==== PROVIDED INFORMATION

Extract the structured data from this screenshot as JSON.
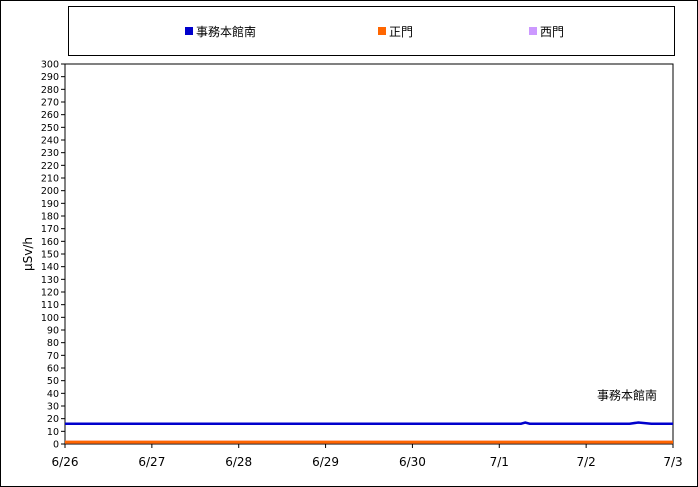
{
  "chart_data": {
    "type": "line",
    "title": "",
    "xlabel": "",
    "ylabel": "μSv/h",
    "ylim": [
      0,
      300
    ],
    "ytick_step": 10,
    "x_categories": [
      "6/26",
      "6/27",
      "6/28",
      "6/29",
      "6/30",
      "7/1",
      "7/2",
      "7/3"
    ],
    "xlim": [
      0,
      7
    ],
    "grid": false,
    "legend_position": "top",
    "annotation": "事務本館南",
    "series": [
      {
        "name": "事務本館南",
        "color": "#0000cc",
        "x": [
          0,
          0.5,
          1,
          1.5,
          2,
          2.5,
          3,
          3.5,
          4,
          4.5,
          5,
          5.25,
          5.3,
          5.35,
          6,
          6.5,
          6.6,
          6.75,
          7
        ],
        "y": [
          16,
          16,
          16,
          16,
          16,
          16,
          16,
          16,
          16,
          16,
          16,
          16,
          17,
          16,
          16,
          16,
          17,
          16,
          16
        ]
      },
      {
        "name": "正門",
        "color": "#ff6600",
        "x": [
          0,
          7
        ],
        "y": [
          1.5,
          1.5
        ]
      },
      {
        "name": "西門",
        "color": "#cc99ff",
        "x": [
          0,
          7
        ],
        "y": [
          1.5,
          1.5
        ]
      }
    ]
  },
  "legend": {
    "items": [
      {
        "label": "事務本館南",
        "color": "#0000cc"
      },
      {
        "label": "正門",
        "color": "#ff6600"
      },
      {
        "label": "西門",
        "color": "#cc99ff"
      }
    ]
  }
}
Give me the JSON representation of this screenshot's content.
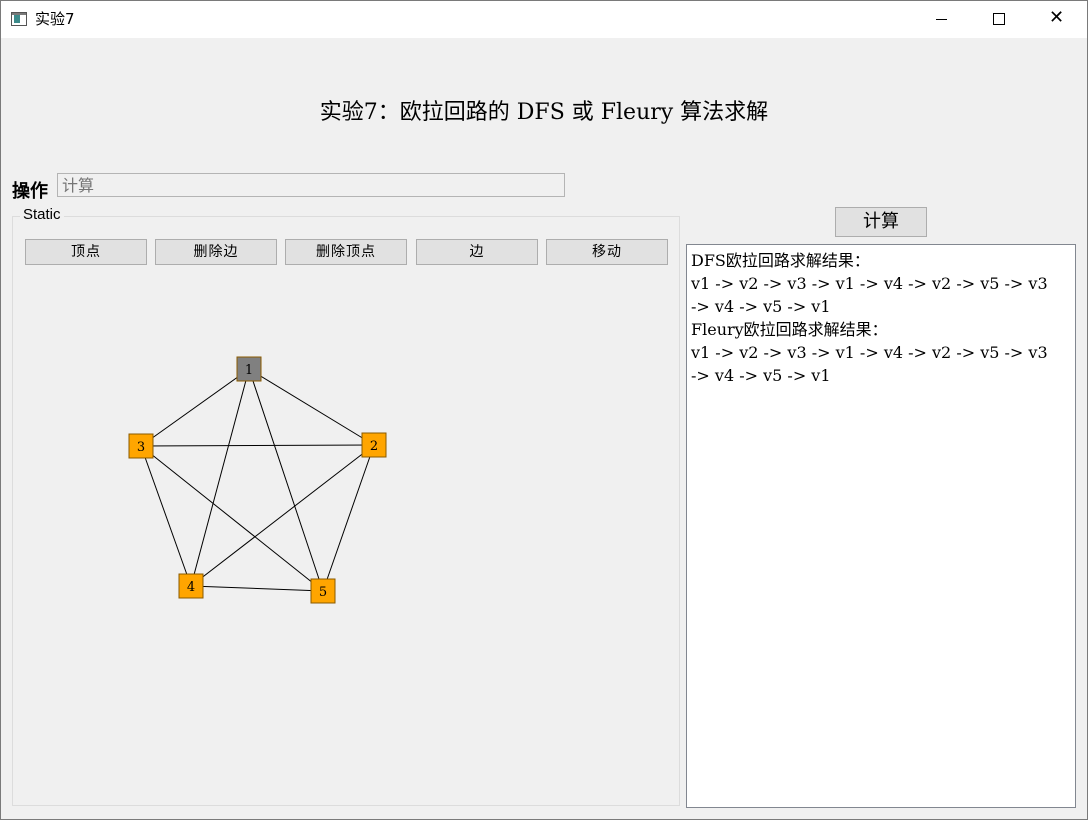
{
  "window": {
    "title": "实验7",
    "min_glyph": "",
    "close_glyph": "✕"
  },
  "heading": "实验7：欧拉回路的 DFS 或 Fleury 算法求解",
  "operation": {
    "label": "操作",
    "placeholder": "计算",
    "value": ""
  },
  "group": {
    "label": "Static"
  },
  "toolbar": {
    "buttons": [
      "顶点",
      "删除边",
      "删除顶点",
      "边",
      "移动"
    ]
  },
  "graph": {
    "vertices": [
      {
        "id": "1",
        "label": "1",
        "state": "selected",
        "color": "#808080"
      },
      {
        "id": "2",
        "label": "2",
        "state": "normal",
        "color": "#ffa500"
      },
      {
        "id": "3",
        "label": "3",
        "state": "normal",
        "color": "#ffa500"
      },
      {
        "id": "4",
        "label": "4",
        "state": "normal",
        "color": "#ffa500"
      },
      {
        "id": "5",
        "label": "5",
        "state": "normal",
        "color": "#ffa500"
      }
    ],
    "edges": [
      [
        "1",
        "2"
      ],
      [
        "1",
        "3"
      ],
      [
        "1",
        "4"
      ],
      [
        "1",
        "5"
      ],
      [
        "2",
        "3"
      ],
      [
        "2",
        "4"
      ],
      [
        "2",
        "5"
      ],
      [
        "3",
        "4"
      ],
      [
        "3",
        "5"
      ],
      [
        "4",
        "5"
      ]
    ]
  },
  "calc_button": "计算",
  "output_lines": [
    "DFS欧拉回路求解结果：",
    "v1 -> v2 -> v3 -> v1 -> v4 -> v2 -> v5 -> v3",
    "-> v4 -> v5 -> v1",
    "Fleury欧拉回路求解结果：",
    "v1 -> v2 -> v3 -> v1 -> v4 -> v2 -> v5 -> v3",
    "-> v4 -> v5 -> v1"
  ]
}
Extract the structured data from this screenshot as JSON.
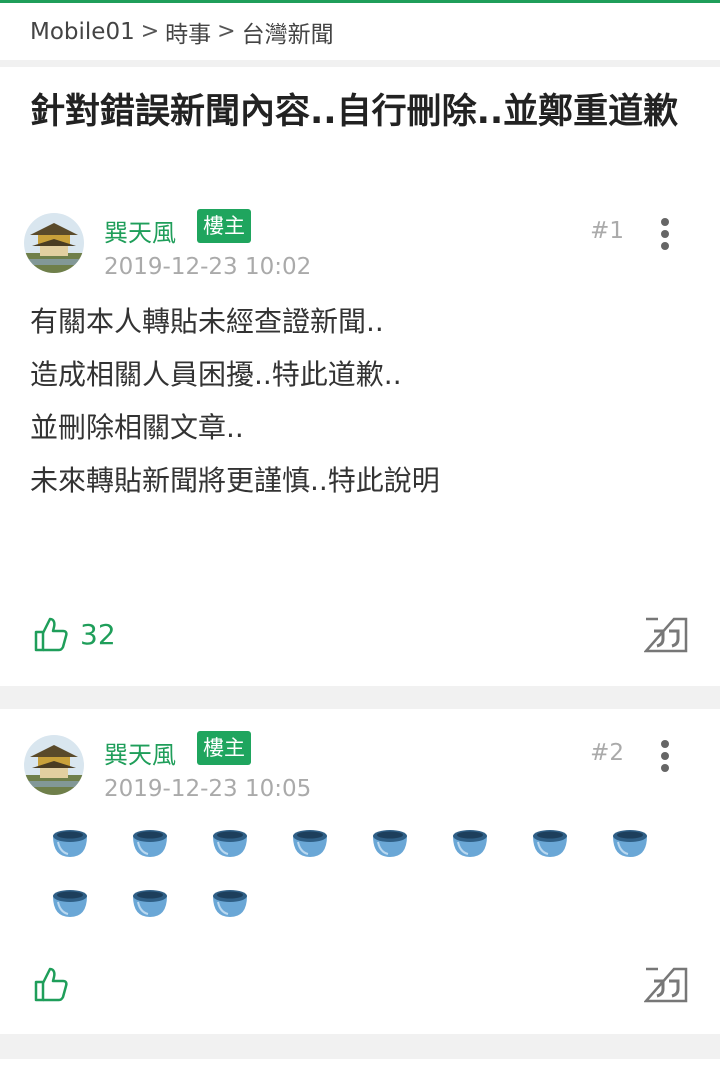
{
  "breadcrumb": {
    "items": [
      "Mobile01",
      "時事",
      "台灣新聞"
    ],
    "separator": ">"
  },
  "thread": {
    "title": "針對錯誤新聞內容..自行刪除..並鄭重道歉"
  },
  "posts": [
    {
      "author": "巽天風",
      "badge": "樓主",
      "date": "2019-12-23 10:02",
      "floor": "#1",
      "lines": [
        "有關本人轉貼未經查證新聞..",
        "造成相關人員困擾..特此道歉..",
        "並刪除相關文章..",
        "未來轉貼新聞將更謹慎..特此說明"
      ],
      "like_count": "32"
    },
    {
      "author": "巽天風",
      "badge": "樓主",
      "date": "2019-12-23 10:05",
      "floor": "#2",
      "emoji_count": 11,
      "emoji_icon": "tea-bowl-icon"
    }
  ],
  "colors": {
    "accent_green": "#1f9e5a",
    "badge_green": "#1fa55e",
    "muted_gray": "#aaaaaa",
    "background": "#f1f1f1"
  }
}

========

* **REQUEST**: All entries must be written out again exactly as given, with no pictures in the copy.

* **FINISHED EXERCISE**:
Extract the structured data from this screenshot as JSON.
{
  "chart_data": {
    "type": "line",
    "title": "",
    "xlabel": "",
    "ylabel": "μSv/h",
    "ylim": [
      0,
      300
    ],
    "ytick_step": 10,
    "x_categories": [
      "6/26",
      "6/27",
      "6/28",
      "6/29",
      "6/30",
      "7/1",
      "7/2",
      "7/3"
    ],
    "xlim": [
      0,
      7
    ],
    "grid": false,
    "legend_position": "top",
    "annotation": "事務本館南",
    "series": [
      {
        "name": "事務本館南",
        "color": "#0000cc",
        "x": [
          0,
          0.5,
          1,
          1.5,
          2,
          2.5,
          3,
          3.5,
          4,
          4.5,
          5,
          5.25,
          5.3,
          5.35,
          6,
          6.5,
          6.6,
          6.75,
          7
        ],
        "y": [
          16,
          16,
          16,
          16,
          16,
          16,
          16,
          16,
          16,
          16,
          16,
          16,
          17,
          16,
          16,
          16,
          17,
          16,
          16
        ]
      },
      {
        "name": "正門",
        "color": "#ff6600",
        "x": [
          0,
          7
        ],
        "y": [
          1.5,
          1.5
        ]
      },
      {
        "name": "西門",
        "color": "#cc99ff",
        "x": [
          0,
          7
        ],
        "y": [
          1.5,
          1.5
        ]
      }
    ]
  },
  "legend": {
    "items": [
      {
        "label": "事務本館南",
        "color": "#0000cc"
      },
      {
        "label": "正門",
        "color": "#ff6600"
      },
      {
        "label": "西門",
        "color": "#cc99ff"
      }
    ]
  }
}
Give me the JSON representation of this screenshot's content.
{
  "window": {
    "title": "实验7",
    "min_glyph": "",
    "close_glyph": "✕"
  },
  "heading": "实验7：欧拉回路的 DFS 或 Fleury 算法求解",
  "operation": {
    "label": "操作",
    "placeholder": "计算",
    "value": ""
  },
  "group": {
    "label": "Static"
  },
  "toolbar": {
    "buttons": [
      "顶点",
      "删除边",
      "删除顶点",
      "边",
      "移动"
    ]
  },
  "graph": {
    "vertices": [
      {
        "id": "1",
        "label": "1",
        "state": "selected",
        "color": "#808080"
      },
      {
        "id": "2",
        "label": "2",
        "state": "normal",
        "color": "#ffa500"
      },
      {
        "id": "3",
        "label": "3",
        "state": "normal",
        "color": "#ffa500"
      },
      {
        "id": "4",
        "label": "4",
        "state": "normal",
        "color": "#ffa500"
      },
      {
        "id": "5",
        "label": "5",
        "state": "normal",
        "color": "#ffa500"
      }
    ],
    "edges": [
      [
        "1",
        "2"
      ],
      [
        "1",
        "3"
      ],
      [
        "1",
        "4"
      ],
      [
        "1",
        "5"
      ],
      [
        "2",
        "3"
      ],
      [
        "2",
        "4"
      ],
      [
        "2",
        "5"
      ],
      [
        "3",
        "4"
      ],
      [
        "3",
        "5"
      ],
      [
        "4",
        "5"
      ]
    ]
  },
  "calc_button": "计算",
  "output_lines": [
    "DFS欧拉回路求解结果：",
    "v1 -> v2 -> v3 -> v1 -> v4 -> v2 -> v5 -> v3",
    "-> v4 -> v5 -> v1",
    "Fleury欧拉回路求解结果：",
    "v1 -> v2 -> v3 -> v1 -> v4 -> v2 -> v5 -> v3",
    "-> v4 -> v5 -> v1"
  ]
}
Extract the structured data from this screenshot as JSON.
{
  "breadcrumb": {
    "items": [
      "Mobile01",
      "時事",
      "台灣新聞"
    ],
    "separator": ">"
  },
  "thread": {
    "title": "針對錯誤新聞內容..自行刪除..並鄭重道歉"
  },
  "posts": [
    {
      "author": "巽天風",
      "badge": "樓主",
      "date": "2019-12-23 10:02",
      "floor": "#1",
      "lines": [
        "有關本人轉貼未經查證新聞..",
        "造成相關人員困擾..特此道歉..",
        "並刪除相關文章..",
        "未來轉貼新聞將更謹慎..特此說明"
      ],
      "like_count": "32"
    },
    {
      "author": "巽天風",
      "badge": "樓主",
      "date": "2019-12-23 10:05",
      "floor": "#2",
      "emoji_count": 11,
      "emoji_icon": "tea-bowl-icon"
    }
  ],
  "colors": {
    "accent_green": "#1f9e5a",
    "badge_green": "#1fa55e",
    "muted_gray": "#aaaaaa",
    "background": "#f1f1f1"
  }
}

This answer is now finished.